* _What the exercise asks_: In the copy, include every entry exactly but none of the images.

* _Stored data_:
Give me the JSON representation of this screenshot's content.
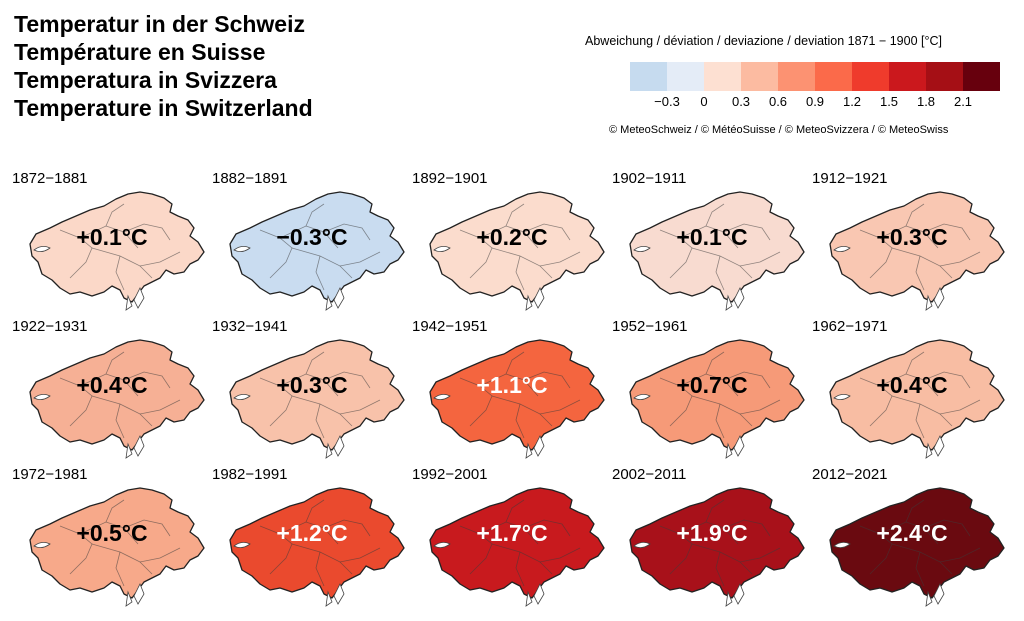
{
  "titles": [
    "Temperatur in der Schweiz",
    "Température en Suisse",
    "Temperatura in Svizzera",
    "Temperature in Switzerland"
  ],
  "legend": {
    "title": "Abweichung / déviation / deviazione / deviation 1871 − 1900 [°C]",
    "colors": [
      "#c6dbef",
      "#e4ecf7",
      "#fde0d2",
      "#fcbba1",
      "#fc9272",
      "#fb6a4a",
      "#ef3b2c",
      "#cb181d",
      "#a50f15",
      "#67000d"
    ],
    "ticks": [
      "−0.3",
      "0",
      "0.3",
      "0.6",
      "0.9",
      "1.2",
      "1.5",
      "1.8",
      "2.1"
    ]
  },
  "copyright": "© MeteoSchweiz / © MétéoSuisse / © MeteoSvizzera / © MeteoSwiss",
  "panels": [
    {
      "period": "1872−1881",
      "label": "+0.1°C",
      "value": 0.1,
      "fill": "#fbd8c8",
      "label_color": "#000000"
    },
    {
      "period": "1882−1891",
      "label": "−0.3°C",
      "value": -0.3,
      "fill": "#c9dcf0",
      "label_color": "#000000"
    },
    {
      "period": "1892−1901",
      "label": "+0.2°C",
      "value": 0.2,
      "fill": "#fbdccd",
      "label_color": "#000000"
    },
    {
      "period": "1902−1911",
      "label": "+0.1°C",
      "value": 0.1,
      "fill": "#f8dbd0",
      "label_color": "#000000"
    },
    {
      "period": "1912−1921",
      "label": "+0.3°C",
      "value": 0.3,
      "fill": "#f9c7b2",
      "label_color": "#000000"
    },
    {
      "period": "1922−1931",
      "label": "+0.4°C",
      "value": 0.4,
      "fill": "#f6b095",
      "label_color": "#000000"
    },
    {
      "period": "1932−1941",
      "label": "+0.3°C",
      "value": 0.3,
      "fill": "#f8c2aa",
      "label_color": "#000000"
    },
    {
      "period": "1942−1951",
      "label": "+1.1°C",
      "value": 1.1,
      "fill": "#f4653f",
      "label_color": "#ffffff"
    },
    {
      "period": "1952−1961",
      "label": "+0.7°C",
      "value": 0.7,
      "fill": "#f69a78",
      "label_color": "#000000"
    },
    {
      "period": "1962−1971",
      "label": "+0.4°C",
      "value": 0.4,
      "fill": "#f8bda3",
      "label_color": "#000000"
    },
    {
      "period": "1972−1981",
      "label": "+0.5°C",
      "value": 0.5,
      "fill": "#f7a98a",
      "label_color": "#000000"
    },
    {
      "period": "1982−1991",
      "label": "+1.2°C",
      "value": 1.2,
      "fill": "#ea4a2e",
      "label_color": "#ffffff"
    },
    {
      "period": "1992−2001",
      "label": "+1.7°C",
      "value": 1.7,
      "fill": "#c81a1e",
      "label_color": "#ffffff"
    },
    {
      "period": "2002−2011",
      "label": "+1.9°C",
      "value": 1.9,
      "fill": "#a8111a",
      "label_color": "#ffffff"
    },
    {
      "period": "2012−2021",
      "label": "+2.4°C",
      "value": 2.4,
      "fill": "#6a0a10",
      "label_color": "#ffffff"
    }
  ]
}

* _Finished task_:
Give me the JSON representation of this screenshot's content.
{
  "titles": [
    "Temperatur in der Schweiz",
    "Température en Suisse",
    "Temperatura in Svizzera",
    "Temperature in Switzerland"
  ],
  "legend": {
    "title": "Abweichung / déviation / deviazione / deviation 1871 − 1900 [°C]",
    "colors": [
      "#c6dbef",
      "#e4ecf7",
      "#fde0d2",
      "#fcbba1",
      "#fc9272",
      "#fb6a4a",
      "#ef3b2c",
      "#cb181d",
      "#a50f15",
      "#67000d"
    ],
    "ticks": [
      "−0.3",
      "0",
      "0.3",
      "0.6",
      "0.9",
      "1.2",
      "1.5",
      "1.8",
      "2.1"
    ]
  },
  "copyright": "© MeteoSchweiz / © MétéoSuisse / © MeteoSvizzera / © MeteoSwiss",
  "panels": [
    {
      "period": "1872−1881",
      "label": "+0.1°C",
      "value": 0.1,
      "fill": "#fbd8c8",
      "label_color": "#000000"
    },
    {
      "period": "1882−1891",
      "label": "−0.3°C",
      "value": -0.3,
      "fill": "#c9dcf0",
      "label_color": "#000000"
    },
    {
      "period": "1892−1901",
      "label": "+0.2°C",
      "value": 0.2,
      "fill": "#fbdccd",
      "label_color": "#000000"
    },
    {
      "period": "1902−1911",
      "label": "+0.1°C",
      "value": 0.1,
      "fill": "#f8dbd0",
      "label_color": "#000000"
    },
    {
      "period": "1912−1921",
      "label": "+0.3°C",
      "value": 0.3,
      "fill": "#f9c7b2",
      "label_color": "#000000"
    },
    {
      "period": "1922−1931",
      "label": "+0.4°C",
      "value": 0.4,
      "fill": "#f6b095",
      "label_color": "#000000"
    },
    {
      "period": "1932−1941",
      "label": "+0.3°C",
      "value": 0.3,
      "fill": "#f8c2aa",
      "label_color": "#000000"
    },
    {
      "period": "1942−1951",
      "label": "+1.1°C",
      "value": 1.1,
      "fill": "#f4653f",
      "label_color": "#ffffff"
    },
    {
      "period": "1952−1961",
      "label": "+0.7°C",
      "value": 0.7,
      "fill": "#f69a78",
      "label_color": "#000000"
    },
    {
      "period": "1962−1971",
      "label": "+0.4°C",
      "value": 0.4,
      "fill": "#f8bda3",
      "label_color": "#000000"
    },
    {
      "period": "1972−1981",
      "label": "+0.5°C",
      "value": 0.5,
      "fill": "#f7a98a",
      "label_color": "#000000"
    },
    {
      "period": "1982−1991",
      "label": "+1.2°C",
      "value": 1.2,
      "fill": "#ea4a2e",
      "label_color": "#ffffff"
    },
    {
      "period": "1992−2001",
      "label": "+1.7°C",
      "value": 1.7,
      "fill": "#c81a1e",
      "label_color": "#ffffff"
    },
    {
      "period": "2002−2011",
      "label": "+1.9°C",
      "value": 1.9,
      "fill": "#a8111a",
      "label_color": "#ffffff"
    },
    {
      "period": "2012−2021",
      "label": "+2.4°C",
      "value": 2.4,
      "fill": "#6a0a10",
      "label_color": "#ffffff"
    }
  ]
}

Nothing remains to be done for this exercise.